■ GIVEN INSTRUCTION
Find every line in the records that contains the string "SAÚDE", matching case exactly, and copy each of those lines.

— Start of EXERCISE MATERIALS —

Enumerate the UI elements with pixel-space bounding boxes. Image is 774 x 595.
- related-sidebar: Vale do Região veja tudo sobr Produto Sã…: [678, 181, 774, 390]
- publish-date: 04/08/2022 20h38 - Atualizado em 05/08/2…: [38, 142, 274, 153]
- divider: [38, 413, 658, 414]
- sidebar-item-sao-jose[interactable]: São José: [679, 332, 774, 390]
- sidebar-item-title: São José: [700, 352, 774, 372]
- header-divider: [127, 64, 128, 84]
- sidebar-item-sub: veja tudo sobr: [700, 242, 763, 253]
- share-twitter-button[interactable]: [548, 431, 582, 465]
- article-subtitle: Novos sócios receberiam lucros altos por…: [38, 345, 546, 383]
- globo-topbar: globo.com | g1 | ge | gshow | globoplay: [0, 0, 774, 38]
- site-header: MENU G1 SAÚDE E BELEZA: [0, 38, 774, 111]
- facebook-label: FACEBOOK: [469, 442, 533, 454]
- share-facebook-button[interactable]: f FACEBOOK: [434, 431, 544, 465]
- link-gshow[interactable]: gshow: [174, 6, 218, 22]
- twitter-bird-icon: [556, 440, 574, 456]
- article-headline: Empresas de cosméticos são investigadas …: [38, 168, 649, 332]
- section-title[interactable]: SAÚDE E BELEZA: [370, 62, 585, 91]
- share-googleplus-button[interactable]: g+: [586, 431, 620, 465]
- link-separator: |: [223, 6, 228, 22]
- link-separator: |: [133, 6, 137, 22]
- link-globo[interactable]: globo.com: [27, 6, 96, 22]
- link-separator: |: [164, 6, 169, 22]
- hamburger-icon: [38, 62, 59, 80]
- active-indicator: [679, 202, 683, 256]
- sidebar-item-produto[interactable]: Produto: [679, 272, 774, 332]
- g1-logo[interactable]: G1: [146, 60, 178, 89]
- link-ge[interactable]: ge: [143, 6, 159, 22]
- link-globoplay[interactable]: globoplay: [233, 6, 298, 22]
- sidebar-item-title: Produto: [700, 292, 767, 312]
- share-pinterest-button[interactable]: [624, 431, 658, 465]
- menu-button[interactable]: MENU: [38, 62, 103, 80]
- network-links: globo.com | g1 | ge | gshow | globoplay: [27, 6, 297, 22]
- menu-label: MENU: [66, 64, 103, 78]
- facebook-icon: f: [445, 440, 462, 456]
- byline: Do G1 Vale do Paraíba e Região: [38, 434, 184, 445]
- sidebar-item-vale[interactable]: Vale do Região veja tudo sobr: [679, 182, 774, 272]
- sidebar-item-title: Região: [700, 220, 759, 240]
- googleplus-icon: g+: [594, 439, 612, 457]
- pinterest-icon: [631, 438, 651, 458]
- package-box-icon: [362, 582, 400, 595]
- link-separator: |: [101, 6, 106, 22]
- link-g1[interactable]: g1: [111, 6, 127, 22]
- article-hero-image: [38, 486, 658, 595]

— End of EXERCISE MATERIALS —

■ FULL ANSWER
- site-header: MENU G1 SAÚDE E BELEZA: [0, 38, 774, 111]
- section-title[interactable]: SAÚDE E BELEZA: [370, 62, 585, 91]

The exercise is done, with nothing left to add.